(Records)
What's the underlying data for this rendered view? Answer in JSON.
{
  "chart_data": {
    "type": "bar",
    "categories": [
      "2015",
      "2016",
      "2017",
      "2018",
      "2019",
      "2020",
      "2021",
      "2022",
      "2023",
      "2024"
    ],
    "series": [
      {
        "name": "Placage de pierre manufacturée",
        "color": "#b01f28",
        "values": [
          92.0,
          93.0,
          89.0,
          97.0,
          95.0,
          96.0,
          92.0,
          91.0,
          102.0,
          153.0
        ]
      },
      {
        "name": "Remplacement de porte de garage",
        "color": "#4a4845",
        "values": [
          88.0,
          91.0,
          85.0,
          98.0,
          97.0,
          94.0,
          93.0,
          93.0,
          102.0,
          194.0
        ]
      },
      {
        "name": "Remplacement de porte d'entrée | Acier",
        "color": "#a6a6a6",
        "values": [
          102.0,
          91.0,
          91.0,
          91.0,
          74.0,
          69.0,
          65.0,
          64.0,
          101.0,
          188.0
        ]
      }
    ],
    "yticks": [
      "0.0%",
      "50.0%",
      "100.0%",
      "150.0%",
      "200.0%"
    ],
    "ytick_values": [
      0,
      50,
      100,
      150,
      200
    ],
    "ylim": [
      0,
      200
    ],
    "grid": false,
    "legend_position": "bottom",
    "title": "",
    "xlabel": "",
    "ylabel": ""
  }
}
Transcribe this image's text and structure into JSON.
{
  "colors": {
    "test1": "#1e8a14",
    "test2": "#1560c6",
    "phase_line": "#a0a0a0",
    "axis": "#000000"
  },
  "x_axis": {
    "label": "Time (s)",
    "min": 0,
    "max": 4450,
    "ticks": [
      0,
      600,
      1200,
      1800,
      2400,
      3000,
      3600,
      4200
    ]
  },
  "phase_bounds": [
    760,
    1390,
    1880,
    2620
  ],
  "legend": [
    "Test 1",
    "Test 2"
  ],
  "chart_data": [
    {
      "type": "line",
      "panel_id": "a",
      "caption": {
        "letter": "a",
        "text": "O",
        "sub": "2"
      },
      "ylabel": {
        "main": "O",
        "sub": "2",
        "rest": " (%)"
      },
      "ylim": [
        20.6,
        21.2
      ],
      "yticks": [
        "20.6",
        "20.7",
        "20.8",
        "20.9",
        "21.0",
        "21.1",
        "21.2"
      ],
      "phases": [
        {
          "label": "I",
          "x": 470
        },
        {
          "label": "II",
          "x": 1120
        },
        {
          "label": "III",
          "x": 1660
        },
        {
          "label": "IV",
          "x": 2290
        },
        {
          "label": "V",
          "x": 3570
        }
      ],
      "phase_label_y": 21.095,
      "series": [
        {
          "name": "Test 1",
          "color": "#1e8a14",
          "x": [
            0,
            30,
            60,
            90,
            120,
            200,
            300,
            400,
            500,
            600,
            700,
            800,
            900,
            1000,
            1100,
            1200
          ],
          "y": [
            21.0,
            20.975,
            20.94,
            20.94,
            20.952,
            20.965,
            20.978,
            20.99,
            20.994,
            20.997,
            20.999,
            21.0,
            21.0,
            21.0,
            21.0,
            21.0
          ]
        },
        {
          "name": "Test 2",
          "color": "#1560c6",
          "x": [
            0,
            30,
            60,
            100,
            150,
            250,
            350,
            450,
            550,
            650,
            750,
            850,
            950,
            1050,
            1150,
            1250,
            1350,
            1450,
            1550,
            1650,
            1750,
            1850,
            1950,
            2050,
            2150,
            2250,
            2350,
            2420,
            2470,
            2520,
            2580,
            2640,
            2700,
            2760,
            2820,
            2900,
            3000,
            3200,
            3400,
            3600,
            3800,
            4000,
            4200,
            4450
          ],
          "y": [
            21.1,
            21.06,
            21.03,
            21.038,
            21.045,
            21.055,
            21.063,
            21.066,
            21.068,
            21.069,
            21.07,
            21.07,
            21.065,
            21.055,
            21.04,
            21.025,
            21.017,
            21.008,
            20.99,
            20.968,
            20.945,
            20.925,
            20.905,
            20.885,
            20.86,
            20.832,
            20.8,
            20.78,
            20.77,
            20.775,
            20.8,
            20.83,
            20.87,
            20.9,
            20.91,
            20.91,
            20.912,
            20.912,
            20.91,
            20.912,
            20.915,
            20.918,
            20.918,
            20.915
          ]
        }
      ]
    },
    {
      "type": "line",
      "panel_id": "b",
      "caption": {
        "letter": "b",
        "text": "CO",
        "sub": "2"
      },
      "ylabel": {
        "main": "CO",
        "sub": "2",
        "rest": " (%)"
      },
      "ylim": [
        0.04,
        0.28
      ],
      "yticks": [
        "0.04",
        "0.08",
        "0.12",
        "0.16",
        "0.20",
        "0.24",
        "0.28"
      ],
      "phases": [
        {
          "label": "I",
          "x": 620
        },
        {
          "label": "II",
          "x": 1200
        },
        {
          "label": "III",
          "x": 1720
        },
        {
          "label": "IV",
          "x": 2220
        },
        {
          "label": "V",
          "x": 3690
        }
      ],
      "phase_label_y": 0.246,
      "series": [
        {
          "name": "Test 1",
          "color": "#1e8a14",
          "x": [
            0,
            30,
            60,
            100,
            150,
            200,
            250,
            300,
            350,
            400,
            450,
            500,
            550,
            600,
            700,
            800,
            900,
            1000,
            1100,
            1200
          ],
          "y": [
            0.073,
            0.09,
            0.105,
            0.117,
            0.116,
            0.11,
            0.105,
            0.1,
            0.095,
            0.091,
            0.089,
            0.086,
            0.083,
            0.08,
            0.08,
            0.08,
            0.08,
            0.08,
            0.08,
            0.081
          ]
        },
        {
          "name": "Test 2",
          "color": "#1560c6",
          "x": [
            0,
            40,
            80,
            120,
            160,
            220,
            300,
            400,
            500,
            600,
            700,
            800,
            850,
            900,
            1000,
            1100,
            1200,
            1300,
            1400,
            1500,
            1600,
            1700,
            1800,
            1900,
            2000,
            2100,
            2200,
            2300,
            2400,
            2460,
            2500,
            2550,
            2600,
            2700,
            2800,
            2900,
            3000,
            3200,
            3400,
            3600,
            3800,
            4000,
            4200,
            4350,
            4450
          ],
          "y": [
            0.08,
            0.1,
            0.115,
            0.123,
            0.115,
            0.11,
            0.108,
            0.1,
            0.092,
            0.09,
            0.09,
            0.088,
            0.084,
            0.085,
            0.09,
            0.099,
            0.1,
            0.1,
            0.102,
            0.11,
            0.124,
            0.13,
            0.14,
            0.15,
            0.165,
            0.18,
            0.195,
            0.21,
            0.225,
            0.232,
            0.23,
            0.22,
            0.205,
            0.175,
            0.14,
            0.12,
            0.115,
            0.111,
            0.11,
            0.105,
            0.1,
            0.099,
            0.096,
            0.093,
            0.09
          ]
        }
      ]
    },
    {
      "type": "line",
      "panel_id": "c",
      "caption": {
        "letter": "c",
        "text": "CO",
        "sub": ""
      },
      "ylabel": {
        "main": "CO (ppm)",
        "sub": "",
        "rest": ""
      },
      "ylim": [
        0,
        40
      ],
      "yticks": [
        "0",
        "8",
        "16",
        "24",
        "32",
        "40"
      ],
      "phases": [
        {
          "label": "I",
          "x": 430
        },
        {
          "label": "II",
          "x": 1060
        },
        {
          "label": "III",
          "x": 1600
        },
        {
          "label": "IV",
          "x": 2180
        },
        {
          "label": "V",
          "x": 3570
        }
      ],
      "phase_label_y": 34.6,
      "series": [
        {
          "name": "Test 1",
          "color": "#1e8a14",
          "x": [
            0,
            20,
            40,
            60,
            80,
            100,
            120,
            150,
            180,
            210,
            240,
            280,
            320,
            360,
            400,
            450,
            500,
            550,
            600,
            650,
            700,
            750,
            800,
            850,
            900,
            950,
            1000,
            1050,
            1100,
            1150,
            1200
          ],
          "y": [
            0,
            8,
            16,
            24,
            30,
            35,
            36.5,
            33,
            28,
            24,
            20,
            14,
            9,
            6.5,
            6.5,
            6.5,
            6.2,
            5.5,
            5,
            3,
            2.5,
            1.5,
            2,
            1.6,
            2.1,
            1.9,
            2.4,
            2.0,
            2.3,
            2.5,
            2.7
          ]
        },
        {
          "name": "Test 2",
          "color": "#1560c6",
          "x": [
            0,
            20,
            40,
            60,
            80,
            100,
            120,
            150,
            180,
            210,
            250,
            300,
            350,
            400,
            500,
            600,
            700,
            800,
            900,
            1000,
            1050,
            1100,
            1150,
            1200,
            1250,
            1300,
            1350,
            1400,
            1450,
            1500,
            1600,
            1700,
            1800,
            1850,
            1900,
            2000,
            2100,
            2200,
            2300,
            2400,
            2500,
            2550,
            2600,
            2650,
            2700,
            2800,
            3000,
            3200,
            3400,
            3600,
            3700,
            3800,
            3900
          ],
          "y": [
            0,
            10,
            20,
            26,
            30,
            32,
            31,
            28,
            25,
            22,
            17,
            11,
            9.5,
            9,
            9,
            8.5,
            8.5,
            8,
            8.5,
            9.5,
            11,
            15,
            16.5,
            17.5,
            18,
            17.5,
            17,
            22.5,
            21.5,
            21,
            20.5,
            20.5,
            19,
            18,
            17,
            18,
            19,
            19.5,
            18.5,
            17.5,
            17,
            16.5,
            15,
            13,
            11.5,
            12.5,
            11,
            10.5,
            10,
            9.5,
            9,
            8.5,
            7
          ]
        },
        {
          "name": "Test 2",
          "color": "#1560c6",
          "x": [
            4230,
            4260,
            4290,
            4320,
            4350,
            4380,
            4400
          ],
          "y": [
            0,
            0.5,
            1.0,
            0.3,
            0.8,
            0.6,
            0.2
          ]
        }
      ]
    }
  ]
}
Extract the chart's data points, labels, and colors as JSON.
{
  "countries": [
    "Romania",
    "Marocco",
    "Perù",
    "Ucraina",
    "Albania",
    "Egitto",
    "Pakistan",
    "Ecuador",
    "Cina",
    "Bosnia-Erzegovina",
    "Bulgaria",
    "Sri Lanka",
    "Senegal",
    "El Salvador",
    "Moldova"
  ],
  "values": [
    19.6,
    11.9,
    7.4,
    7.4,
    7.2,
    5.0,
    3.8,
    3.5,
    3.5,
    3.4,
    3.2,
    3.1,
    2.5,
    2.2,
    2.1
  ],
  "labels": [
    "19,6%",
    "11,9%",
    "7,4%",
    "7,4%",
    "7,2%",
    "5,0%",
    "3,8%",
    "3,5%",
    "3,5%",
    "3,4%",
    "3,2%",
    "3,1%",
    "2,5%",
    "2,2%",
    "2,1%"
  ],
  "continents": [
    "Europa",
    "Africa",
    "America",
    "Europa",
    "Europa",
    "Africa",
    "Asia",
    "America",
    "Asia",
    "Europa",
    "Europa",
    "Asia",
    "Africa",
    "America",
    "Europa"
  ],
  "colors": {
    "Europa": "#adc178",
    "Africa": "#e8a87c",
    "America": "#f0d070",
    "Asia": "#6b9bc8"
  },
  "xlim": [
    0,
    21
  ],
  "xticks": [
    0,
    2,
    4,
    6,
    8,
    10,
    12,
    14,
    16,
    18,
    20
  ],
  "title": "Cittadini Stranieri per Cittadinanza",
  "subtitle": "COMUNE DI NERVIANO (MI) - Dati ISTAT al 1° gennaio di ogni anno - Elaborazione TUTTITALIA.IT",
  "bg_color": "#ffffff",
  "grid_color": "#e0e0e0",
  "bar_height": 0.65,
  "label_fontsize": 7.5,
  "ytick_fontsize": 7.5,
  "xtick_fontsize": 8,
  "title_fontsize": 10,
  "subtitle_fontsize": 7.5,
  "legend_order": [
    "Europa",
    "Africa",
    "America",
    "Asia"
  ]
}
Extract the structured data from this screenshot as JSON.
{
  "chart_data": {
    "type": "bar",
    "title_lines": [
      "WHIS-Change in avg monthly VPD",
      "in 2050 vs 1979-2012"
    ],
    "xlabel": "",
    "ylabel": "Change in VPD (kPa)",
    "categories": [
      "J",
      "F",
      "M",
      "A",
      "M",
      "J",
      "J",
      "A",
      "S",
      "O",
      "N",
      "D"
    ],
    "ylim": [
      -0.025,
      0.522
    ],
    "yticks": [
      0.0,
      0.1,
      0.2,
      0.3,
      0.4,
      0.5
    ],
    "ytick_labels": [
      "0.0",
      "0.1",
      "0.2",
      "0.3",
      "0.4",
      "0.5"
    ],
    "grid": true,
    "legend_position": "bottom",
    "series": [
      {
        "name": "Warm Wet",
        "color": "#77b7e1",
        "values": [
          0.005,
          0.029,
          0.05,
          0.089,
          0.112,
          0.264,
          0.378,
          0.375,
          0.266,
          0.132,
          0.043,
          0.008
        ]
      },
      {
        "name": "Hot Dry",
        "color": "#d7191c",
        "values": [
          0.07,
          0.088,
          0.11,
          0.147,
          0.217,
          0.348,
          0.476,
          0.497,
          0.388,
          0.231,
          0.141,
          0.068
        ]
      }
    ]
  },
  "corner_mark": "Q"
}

** Instructions for the task **
Only lines with the word "porte" are wanted, so copy each one from the records.

** The solution **
        "name": "Remplacement de porte de garage",
        "name": "Remplacement de porte d'entrée | Acier",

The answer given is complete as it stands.